Given task:
Please retype the records below exactly, leaving out any pictures.

Source data:
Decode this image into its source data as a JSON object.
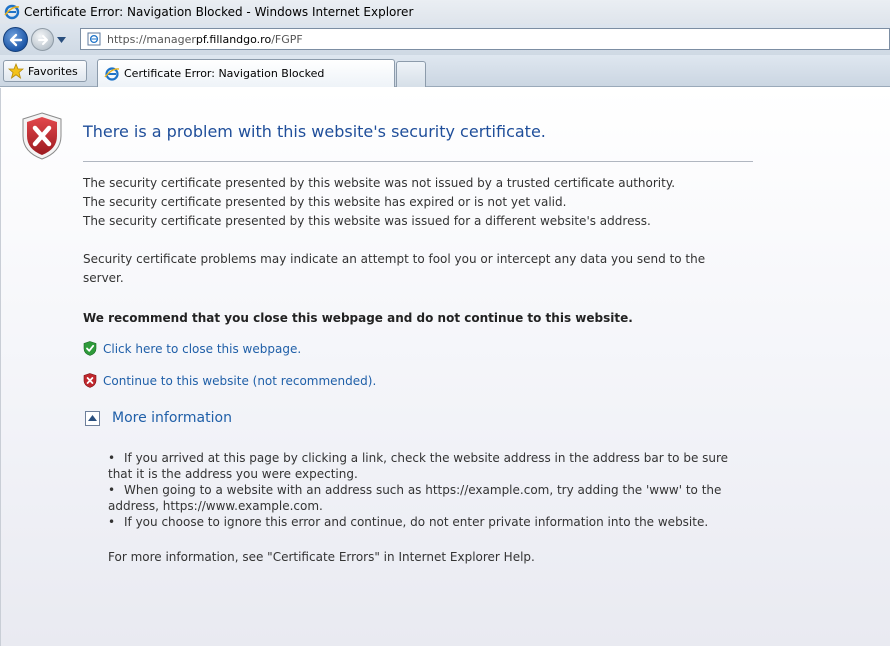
{
  "window": {
    "title": "Certificate Error: Navigation Blocked - Windows Internet Explorer"
  },
  "address_bar": {
    "url_prefix": "https://manager",
    "url_host": "pf.fillandgo.ro",
    "url_suffix": "/FGPF"
  },
  "toolbar": {
    "favorites_label": "Favorites"
  },
  "tabs": [
    {
      "label": "Certificate Error: Navigation Blocked",
      "active": true
    }
  ],
  "page": {
    "title": "There is a problem with this website's security certificate.",
    "reasons": [
      "The security certificate presented by this website was not issued by a trusted certificate authority.",
      "The security certificate presented by this website has expired or is not yet valid.",
      "The security certificate presented by this website was issued for a different website's address."
    ],
    "warning_line1": "Security certificate problems may indicate an attempt to fool you or intercept any data you send to the",
    "warning_line2": "server.",
    "recommendation": "We recommend that you close this webpage and do not continue to this website.",
    "close_link": "Click here to close this webpage.",
    "continue_link": "Continue to this website (not recommended).",
    "more_info_label": "More information",
    "bullets": [
      {
        "line1": "If you arrived at this page by clicking a link, check the website address in the address bar to be sure",
        "line2": "that it is the address you were expecting."
      },
      {
        "line1": "When going to a website with an address such as https://example.com, try adding the 'www' to the",
        "line2": "address, https://www.example.com."
      },
      {
        "line1": "If you choose to ignore this error and continue, do not enter private information into the website.",
        "line2": ""
      }
    ],
    "help_note": "For more information, see \"Certificate Errors\" in Internet Explorer Help."
  },
  "colors": {
    "link": "#1f5fa8",
    "title": "#1f4e9a",
    "error_red": "#c0272d",
    "ok_green": "#2e9b3a"
  }
}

The reply:
Decode this image into its source data as a JSON object.
{
  "window": {
    "title": "Certificate Error: Navigation Blocked - Windows Internet Explorer"
  },
  "address_bar": {
    "url_prefix": "https://manager",
    "url_host": "pf.fillandgo.ro",
    "url_suffix": "/FGPF"
  },
  "toolbar": {
    "favorites_label": "Favorites"
  },
  "tabs": [
    {
      "label": "Certificate Error: Navigation Blocked",
      "active": true
    }
  ],
  "page": {
    "title": "There is a problem with this website's security certificate.",
    "reasons": [
      "The security certificate presented by this website was not issued by a trusted certificate authority.",
      "The security certificate presented by this website has expired or is not yet valid.",
      "The security certificate presented by this website was issued for a different website's address."
    ],
    "warning_line1": "Security certificate problems may indicate an attempt to fool you or intercept any data you send to the",
    "warning_line2": "server.",
    "recommendation": "We recommend that you close this webpage and do not continue to this website.",
    "close_link": "Click here to close this webpage.",
    "continue_link": "Continue to this website (not recommended).",
    "more_info_label": "More information",
    "bullets": [
      {
        "line1": "If you arrived at this page by clicking a link, check the website address in the address bar to be sure",
        "line2": "that it is the address you were expecting."
      },
      {
        "line1": "When going to a website with an address such as https://example.com, try adding the 'www' to the",
        "line2": "address, https://www.example.com."
      },
      {
        "line1": "If you choose to ignore this error and continue, do not enter private information into the website.",
        "line2": ""
      }
    ],
    "help_note": "For more information, see \"Certificate Errors\" in Internet Explorer Help."
  },
  "colors": {
    "link": "#1f5fa8",
    "title": "#1f4e9a",
    "error_red": "#c0272d",
    "ok_green": "#2e9b3a"
  }
}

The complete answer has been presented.